--- Entries provided ---
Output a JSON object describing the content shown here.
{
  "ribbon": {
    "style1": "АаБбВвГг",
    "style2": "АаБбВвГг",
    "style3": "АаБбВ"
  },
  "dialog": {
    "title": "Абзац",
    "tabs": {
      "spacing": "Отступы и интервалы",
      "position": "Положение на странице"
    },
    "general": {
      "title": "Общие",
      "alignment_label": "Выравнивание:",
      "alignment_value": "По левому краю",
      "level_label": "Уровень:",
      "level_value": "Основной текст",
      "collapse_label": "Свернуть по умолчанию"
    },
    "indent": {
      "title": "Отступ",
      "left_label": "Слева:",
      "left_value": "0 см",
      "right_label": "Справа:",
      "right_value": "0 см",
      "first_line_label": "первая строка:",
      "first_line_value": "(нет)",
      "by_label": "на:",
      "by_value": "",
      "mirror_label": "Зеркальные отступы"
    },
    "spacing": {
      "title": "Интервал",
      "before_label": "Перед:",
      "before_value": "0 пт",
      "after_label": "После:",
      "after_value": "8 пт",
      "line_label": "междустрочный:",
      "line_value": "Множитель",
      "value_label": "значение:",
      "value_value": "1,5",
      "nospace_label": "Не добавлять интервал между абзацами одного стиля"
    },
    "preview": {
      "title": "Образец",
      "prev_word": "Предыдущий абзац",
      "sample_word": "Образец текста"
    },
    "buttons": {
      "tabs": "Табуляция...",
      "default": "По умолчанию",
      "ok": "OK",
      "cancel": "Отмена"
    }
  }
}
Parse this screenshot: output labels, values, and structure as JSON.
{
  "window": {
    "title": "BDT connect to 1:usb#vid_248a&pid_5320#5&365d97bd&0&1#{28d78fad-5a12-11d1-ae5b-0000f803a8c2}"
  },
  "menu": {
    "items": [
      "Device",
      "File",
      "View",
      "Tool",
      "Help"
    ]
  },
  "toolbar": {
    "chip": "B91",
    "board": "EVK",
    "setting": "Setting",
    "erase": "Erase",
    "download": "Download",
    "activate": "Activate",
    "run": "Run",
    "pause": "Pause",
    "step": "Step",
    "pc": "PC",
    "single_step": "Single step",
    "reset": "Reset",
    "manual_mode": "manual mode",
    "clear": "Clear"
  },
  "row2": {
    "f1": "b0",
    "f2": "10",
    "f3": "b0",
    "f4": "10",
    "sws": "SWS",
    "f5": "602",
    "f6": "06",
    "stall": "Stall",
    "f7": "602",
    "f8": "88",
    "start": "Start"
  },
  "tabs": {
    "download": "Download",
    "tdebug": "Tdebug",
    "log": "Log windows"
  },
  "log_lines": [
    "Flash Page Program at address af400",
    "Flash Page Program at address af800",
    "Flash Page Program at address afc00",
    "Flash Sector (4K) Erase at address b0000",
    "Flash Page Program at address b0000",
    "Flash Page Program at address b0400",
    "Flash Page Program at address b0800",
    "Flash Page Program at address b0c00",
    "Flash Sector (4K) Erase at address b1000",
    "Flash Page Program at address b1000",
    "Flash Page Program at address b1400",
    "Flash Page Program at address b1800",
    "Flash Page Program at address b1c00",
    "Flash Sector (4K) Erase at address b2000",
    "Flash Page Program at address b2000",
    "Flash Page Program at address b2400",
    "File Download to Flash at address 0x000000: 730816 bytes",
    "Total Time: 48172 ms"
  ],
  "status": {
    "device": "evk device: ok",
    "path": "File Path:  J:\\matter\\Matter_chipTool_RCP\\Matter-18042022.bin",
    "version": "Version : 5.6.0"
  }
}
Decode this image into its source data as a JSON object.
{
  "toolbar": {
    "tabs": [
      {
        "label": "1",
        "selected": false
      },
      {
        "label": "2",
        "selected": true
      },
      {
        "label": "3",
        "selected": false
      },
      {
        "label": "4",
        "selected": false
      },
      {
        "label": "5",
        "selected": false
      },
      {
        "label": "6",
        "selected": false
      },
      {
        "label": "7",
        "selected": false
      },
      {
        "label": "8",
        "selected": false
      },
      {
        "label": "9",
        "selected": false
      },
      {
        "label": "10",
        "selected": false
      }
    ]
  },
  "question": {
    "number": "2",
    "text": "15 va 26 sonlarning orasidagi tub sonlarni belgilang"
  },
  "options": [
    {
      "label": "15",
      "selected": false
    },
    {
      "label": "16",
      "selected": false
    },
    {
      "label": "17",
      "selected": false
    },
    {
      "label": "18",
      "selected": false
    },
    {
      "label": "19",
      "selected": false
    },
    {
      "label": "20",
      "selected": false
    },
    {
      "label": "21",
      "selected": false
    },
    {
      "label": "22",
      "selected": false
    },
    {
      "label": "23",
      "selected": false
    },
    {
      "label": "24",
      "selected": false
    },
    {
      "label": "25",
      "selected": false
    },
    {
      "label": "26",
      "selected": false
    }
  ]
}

--- Stated goal ---
From the entries above, copy out every line where the string "File" appears.

--- Output of the exercise ---
      "File",
    "File Download to Flash at address 0x000000: 730816 bytes",
    "path": "File Path:  J:\\matter\\Matter_chipTool_RCP\\Matter-18042022.bin",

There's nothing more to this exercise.